[Rows from a figure dataset]
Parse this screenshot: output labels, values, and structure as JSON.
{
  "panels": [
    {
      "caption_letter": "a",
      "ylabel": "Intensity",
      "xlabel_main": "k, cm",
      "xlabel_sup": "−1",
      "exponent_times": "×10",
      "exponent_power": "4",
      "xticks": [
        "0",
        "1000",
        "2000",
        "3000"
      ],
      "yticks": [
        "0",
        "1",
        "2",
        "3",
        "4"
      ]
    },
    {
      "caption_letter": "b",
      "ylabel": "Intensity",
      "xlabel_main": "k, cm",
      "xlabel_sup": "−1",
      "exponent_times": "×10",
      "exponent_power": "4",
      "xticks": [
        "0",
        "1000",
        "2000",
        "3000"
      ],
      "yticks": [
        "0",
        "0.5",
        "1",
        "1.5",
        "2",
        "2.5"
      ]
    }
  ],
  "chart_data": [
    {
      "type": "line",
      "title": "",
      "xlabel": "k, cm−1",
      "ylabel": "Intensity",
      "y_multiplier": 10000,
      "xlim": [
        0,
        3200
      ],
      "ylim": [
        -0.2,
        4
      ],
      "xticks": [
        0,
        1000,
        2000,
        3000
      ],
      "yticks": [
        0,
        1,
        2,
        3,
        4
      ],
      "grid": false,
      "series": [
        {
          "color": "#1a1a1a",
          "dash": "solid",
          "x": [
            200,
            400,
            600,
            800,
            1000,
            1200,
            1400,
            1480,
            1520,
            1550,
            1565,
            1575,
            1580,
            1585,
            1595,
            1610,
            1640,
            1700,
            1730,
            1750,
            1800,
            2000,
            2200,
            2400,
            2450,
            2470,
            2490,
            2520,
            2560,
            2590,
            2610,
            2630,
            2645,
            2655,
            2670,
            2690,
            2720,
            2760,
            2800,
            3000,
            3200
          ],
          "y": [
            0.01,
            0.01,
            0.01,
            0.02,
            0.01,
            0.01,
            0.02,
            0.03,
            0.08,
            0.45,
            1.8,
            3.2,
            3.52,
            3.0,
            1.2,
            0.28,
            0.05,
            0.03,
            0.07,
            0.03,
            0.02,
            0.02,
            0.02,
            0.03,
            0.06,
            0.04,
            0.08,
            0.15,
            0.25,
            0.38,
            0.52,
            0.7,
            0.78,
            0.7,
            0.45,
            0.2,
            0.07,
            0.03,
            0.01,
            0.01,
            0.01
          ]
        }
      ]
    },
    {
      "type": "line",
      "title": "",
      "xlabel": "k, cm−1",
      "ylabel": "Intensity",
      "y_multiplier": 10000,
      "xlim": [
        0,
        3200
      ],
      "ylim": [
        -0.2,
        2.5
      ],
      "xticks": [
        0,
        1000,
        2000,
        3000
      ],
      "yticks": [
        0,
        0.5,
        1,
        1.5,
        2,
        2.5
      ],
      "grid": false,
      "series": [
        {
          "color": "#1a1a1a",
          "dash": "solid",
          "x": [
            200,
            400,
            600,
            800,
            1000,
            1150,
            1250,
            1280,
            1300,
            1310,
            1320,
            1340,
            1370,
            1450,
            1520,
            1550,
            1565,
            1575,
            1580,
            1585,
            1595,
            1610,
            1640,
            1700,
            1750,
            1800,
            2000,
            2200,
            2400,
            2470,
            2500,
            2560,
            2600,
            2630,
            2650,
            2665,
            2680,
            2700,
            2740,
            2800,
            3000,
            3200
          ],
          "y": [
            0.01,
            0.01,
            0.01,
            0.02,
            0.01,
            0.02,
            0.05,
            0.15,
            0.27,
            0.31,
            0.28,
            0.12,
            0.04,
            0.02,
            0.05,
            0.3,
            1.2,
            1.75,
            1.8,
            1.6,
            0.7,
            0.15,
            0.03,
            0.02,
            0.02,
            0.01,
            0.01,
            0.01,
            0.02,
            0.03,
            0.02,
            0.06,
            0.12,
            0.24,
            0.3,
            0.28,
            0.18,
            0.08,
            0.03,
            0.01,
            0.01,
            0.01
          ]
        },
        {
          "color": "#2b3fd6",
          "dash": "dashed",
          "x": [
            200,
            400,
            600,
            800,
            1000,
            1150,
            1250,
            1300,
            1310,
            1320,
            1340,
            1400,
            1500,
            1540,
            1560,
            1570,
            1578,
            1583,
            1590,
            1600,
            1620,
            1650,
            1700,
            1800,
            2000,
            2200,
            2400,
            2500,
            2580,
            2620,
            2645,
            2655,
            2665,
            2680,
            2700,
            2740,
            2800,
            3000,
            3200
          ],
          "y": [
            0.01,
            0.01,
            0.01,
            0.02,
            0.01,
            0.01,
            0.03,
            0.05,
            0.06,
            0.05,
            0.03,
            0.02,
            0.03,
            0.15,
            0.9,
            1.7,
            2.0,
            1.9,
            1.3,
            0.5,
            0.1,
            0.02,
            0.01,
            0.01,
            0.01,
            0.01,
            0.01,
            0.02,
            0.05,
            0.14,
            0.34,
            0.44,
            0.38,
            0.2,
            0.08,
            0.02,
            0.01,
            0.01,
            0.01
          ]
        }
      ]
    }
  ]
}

» **THE REQUEST**
Faithfully copy every entry, leaving nothing out.

» **WRITTEN SOLUTION**
Parse this screenshot: output labels, values, and structure as JSON.
{
  "panels": [
    {
      "caption_letter": "a",
      "ylabel": "Intensity",
      "xlabel_main": "k, cm",
      "xlabel_sup": "−1",
      "exponent_times": "×10",
      "exponent_power": "4",
      "xticks": [
        "0",
        "1000",
        "2000",
        "3000"
      ],
      "yticks": [
        "0",
        "1",
        "2",
        "3",
        "4"
      ]
    },
    {
      "caption_letter": "b",
      "ylabel": "Intensity",
      "xlabel_main": "k, cm",
      "xlabel_sup": "−1",
      "exponent_times": "×10",
      "exponent_power": "4",
      "xticks": [
        "0",
        "1000",
        "2000",
        "3000"
      ],
      "yticks": [
        "0",
        "0.5",
        "1",
        "1.5",
        "2",
        "2.5"
      ]
    }
  ],
  "chart_data": [
    {
      "type": "line",
      "title": "",
      "xlabel": "k, cm−1",
      "ylabel": "Intensity",
      "y_multiplier": 10000,
      "xlim": [
        0,
        3200
      ],
      "ylim": [
        -0.2,
        4
      ],
      "xticks": [
        0,
        1000,
        2000,
        3000
      ],
      "yticks": [
        0,
        1,
        2,
        3,
        4
      ],
      "grid": false,
      "series": [
        {
          "color": "#1a1a1a",
          "dash": "solid",
          "x": [
            200,
            400,
            600,
            800,
            1000,
            1200,
            1400,
            1480,
            1520,
            1550,
            1565,
            1575,
            1580,
            1585,
            1595,
            1610,
            1640,
            1700,
            1730,
            1750,
            1800,
            2000,
            2200,
            2400,
            2450,
            2470,
            2490,
            2520,
            2560,
            2590,
            2610,
            2630,
            2645,
            2655,
            2670,
            2690,
            2720,
            2760,
            2800,
            3000,
            3200
          ],
          "y": [
            0.01,
            0.01,
            0.01,
            0.02,
            0.01,
            0.01,
            0.02,
            0.03,
            0.08,
            0.45,
            1.8,
            3.2,
            3.52,
            3.0,
            1.2,
            0.28,
            0.05,
            0.03,
            0.07,
            0.03,
            0.02,
            0.02,
            0.02,
            0.03,
            0.06,
            0.04,
            0.08,
            0.15,
            0.25,
            0.38,
            0.52,
            0.7,
            0.78,
            0.7,
            0.45,
            0.2,
            0.07,
            0.03,
            0.01,
            0.01,
            0.01
          ]
        }
      ]
    },
    {
      "type": "line",
      "title": "",
      "xlabel": "k, cm−1",
      "ylabel": "Intensity",
      "y_multiplier": 10000,
      "xlim": [
        0,
        3200
      ],
      "ylim": [
        -0.2,
        2.5
      ],
      "xticks": [
        0,
        1000,
        2000,
        3000
      ],
      "yticks": [
        0,
        0.5,
        1,
        1.5,
        2,
        2.5
      ],
      "grid": false,
      "series": [
        {
          "color": "#1a1a1a",
          "dash": "solid",
          "x": [
            200,
            400,
            600,
            800,
            1000,
            1150,
            1250,
            1280,
            1300,
            1310,
            1320,
            1340,
            1370,
            1450,
            1520,
            1550,
            1565,
            1575,
            1580,
            1585,
            1595,
            1610,
            1640,
            1700,
            1750,
            1800,
            2000,
            2200,
            2400,
            2470,
            2500,
            2560,
            2600,
            2630,
            2650,
            2665,
            2680,
            2700,
            2740,
            2800,
            3000,
            3200
          ],
          "y": [
            0.01,
            0.01,
            0.01,
            0.02,
            0.01,
            0.02,
            0.05,
            0.15,
            0.27,
            0.31,
            0.28,
            0.12,
            0.04,
            0.02,
            0.05,
            0.3,
            1.2,
            1.75,
            1.8,
            1.6,
            0.7,
            0.15,
            0.03,
            0.02,
            0.02,
            0.01,
            0.01,
            0.01,
            0.02,
            0.03,
            0.02,
            0.06,
            0.12,
            0.24,
            0.3,
            0.28,
            0.18,
            0.08,
            0.03,
            0.01,
            0.01,
            0.01
          ]
        },
        {
          "color": "#2b3fd6",
          "dash": "dashed",
          "x": [
            200,
            400,
            600,
            800,
            1000,
            1150,
            1250,
            1300,
            1310,
            1320,
            1340,
            1400,
            1500,
            1540,
            1560,
            1570,
            1578,
            1583,
            1590,
            1600,
            1620,
            1650,
            1700,
            1800,
            2000,
            2200,
            2400,
            2500,
            2580,
            2620,
            2645,
            2655,
            2665,
            2680,
            2700,
            2740,
            2800,
            3000,
            3200
          ],
          "y": [
            0.01,
            0.01,
            0.01,
            0.02,
            0.01,
            0.01,
            0.03,
            0.05,
            0.06,
            0.05,
            0.03,
            0.02,
            0.03,
            0.15,
            0.9,
            1.7,
            2.0,
            1.9,
            1.3,
            0.5,
            0.1,
            0.02,
            0.01,
            0.01,
            0.01,
            0.01,
            0.01,
            0.02,
            0.05,
            0.14,
            0.34,
            0.44,
            0.38,
            0.2,
            0.08,
            0.02,
            0.01,
            0.01,
            0.01
          ]
        }
      ]
    }
  ]
}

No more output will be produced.